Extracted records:
— BEGIN —
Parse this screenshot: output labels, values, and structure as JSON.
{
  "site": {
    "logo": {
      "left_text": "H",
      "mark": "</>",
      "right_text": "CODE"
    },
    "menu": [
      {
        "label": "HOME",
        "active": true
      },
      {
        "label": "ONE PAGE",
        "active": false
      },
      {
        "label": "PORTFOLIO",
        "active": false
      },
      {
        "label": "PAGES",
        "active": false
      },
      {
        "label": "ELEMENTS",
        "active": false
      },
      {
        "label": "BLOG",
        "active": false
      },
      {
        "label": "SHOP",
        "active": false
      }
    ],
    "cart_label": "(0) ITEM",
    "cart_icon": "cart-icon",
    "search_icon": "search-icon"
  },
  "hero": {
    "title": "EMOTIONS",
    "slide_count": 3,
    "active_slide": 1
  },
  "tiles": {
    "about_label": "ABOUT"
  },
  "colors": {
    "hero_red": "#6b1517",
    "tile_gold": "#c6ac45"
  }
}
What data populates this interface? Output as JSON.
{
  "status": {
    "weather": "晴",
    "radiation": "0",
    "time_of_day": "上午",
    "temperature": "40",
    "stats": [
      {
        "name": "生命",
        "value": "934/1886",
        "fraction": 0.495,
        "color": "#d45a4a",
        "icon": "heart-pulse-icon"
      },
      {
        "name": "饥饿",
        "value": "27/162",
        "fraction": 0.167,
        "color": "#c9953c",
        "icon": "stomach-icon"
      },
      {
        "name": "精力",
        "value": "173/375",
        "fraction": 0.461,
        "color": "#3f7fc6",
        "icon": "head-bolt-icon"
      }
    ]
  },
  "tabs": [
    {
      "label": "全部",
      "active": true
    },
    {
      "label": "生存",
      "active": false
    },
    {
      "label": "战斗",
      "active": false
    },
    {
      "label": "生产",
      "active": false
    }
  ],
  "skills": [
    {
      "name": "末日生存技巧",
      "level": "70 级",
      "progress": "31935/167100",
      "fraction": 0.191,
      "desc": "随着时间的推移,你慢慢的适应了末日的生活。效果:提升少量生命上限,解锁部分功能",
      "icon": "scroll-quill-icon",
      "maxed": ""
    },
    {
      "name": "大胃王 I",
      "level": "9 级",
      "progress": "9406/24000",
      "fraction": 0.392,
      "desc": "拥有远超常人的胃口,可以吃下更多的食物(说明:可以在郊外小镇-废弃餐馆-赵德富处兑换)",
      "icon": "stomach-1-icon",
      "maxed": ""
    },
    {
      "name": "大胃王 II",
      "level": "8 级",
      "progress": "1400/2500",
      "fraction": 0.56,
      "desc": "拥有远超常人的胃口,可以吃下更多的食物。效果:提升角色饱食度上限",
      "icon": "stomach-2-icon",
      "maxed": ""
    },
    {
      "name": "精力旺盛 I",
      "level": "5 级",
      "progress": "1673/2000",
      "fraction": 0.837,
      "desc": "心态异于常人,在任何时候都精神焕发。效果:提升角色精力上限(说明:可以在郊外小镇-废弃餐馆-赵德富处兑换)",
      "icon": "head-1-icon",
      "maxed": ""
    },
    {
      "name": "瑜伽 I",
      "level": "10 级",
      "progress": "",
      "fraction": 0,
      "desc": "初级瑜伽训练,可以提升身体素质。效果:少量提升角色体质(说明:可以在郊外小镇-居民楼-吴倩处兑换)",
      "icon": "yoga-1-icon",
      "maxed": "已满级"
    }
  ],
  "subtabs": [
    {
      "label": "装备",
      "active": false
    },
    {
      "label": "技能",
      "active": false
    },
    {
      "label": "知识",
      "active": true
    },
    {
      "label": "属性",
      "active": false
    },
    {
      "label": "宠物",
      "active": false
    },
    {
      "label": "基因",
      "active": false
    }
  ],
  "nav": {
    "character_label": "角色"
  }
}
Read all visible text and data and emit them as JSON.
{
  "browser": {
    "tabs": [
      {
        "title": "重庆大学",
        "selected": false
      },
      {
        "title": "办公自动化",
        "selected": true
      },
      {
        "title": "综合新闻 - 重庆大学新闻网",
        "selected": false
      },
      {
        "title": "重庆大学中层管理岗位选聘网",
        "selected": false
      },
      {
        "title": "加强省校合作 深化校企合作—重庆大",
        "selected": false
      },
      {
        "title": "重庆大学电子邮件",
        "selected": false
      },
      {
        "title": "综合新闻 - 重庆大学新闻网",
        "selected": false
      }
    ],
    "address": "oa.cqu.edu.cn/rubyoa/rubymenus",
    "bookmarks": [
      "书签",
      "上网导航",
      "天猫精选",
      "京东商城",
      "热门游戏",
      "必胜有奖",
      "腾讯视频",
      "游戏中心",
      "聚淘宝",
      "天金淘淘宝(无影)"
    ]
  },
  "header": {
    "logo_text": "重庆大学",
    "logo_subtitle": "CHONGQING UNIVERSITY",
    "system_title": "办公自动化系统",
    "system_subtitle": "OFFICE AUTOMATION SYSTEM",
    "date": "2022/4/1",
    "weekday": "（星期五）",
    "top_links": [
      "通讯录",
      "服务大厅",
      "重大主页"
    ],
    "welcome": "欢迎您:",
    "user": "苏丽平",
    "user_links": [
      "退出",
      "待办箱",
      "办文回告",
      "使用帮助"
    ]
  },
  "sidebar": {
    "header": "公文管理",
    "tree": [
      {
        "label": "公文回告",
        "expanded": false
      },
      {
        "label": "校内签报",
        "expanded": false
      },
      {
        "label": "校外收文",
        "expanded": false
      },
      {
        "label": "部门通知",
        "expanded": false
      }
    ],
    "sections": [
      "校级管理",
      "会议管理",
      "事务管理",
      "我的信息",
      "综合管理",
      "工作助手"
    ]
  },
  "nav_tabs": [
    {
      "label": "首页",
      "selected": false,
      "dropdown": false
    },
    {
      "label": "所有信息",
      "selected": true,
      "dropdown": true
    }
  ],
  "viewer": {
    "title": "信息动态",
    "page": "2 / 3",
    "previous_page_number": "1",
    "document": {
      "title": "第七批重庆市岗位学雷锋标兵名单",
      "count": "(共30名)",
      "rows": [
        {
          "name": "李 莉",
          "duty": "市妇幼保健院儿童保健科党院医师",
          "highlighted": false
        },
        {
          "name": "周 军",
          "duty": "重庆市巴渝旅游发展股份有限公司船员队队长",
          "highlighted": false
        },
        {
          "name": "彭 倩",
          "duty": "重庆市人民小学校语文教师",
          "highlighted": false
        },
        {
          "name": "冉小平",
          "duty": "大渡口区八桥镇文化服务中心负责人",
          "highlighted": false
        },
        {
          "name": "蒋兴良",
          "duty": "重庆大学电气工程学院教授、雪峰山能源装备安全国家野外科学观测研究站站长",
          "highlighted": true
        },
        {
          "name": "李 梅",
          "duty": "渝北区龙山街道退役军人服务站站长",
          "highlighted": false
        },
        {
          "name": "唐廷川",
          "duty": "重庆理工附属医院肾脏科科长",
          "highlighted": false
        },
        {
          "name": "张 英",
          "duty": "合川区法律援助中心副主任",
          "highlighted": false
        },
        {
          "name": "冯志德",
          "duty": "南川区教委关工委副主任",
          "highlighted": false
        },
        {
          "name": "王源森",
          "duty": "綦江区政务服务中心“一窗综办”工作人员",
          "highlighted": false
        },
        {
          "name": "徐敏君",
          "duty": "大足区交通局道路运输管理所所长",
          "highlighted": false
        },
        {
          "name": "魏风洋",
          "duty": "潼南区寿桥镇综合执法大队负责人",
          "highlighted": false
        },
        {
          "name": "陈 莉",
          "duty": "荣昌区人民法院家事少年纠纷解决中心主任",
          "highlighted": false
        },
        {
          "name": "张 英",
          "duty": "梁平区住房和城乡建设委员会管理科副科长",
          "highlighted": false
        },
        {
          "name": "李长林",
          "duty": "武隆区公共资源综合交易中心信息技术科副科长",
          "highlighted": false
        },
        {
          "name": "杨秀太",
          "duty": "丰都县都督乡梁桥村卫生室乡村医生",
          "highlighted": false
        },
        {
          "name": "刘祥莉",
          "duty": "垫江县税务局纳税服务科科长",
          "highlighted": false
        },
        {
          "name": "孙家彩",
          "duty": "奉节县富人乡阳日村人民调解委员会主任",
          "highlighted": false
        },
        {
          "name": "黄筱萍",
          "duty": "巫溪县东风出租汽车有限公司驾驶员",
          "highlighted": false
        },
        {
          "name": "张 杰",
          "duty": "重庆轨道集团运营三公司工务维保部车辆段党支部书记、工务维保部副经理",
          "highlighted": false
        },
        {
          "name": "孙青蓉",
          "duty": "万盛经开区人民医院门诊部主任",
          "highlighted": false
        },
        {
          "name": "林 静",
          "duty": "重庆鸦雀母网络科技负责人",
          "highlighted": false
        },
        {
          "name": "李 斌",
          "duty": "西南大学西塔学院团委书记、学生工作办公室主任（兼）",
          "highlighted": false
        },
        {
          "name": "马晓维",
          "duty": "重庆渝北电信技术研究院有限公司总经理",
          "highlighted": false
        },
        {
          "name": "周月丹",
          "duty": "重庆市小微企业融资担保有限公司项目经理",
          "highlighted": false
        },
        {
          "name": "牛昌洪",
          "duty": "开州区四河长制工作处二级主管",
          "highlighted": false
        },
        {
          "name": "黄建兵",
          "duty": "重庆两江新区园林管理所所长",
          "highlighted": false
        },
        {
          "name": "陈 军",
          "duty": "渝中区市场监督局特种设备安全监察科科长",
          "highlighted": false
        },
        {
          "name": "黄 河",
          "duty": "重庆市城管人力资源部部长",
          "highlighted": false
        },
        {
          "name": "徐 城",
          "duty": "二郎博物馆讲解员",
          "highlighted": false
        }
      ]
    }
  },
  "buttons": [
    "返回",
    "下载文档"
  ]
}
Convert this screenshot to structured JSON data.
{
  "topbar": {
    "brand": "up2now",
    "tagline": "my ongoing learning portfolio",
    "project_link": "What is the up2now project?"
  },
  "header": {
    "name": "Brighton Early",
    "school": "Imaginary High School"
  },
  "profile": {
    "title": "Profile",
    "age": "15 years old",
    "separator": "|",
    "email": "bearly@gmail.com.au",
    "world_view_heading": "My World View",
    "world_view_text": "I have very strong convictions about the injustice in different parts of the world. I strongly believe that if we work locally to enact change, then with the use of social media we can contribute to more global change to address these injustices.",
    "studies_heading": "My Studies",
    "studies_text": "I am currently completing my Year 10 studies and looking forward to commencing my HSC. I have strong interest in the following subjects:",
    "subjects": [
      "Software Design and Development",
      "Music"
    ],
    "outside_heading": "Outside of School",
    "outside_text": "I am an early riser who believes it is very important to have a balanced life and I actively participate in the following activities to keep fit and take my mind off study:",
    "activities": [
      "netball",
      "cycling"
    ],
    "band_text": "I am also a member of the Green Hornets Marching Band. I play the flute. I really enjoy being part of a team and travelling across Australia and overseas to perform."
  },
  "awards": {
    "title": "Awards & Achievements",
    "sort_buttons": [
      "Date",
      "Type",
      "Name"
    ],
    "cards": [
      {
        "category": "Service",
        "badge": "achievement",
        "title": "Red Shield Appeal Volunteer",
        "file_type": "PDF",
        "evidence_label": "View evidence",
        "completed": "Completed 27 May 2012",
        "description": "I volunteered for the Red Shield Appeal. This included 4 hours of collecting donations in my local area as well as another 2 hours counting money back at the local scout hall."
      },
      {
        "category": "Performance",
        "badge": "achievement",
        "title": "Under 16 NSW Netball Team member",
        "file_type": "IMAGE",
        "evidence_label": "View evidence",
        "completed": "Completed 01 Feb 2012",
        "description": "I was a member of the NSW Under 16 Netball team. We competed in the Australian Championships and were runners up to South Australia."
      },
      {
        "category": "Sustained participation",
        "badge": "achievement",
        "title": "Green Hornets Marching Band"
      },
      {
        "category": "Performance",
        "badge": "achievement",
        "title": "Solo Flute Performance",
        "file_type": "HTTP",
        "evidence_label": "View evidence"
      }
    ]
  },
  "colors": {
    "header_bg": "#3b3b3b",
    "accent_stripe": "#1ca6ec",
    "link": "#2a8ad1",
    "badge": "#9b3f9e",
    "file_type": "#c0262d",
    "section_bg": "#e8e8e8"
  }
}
— END —
Goal
Check each line of the material above for "Hornets" and say how many lines contain it, giving the number alone.

Answer to this task
2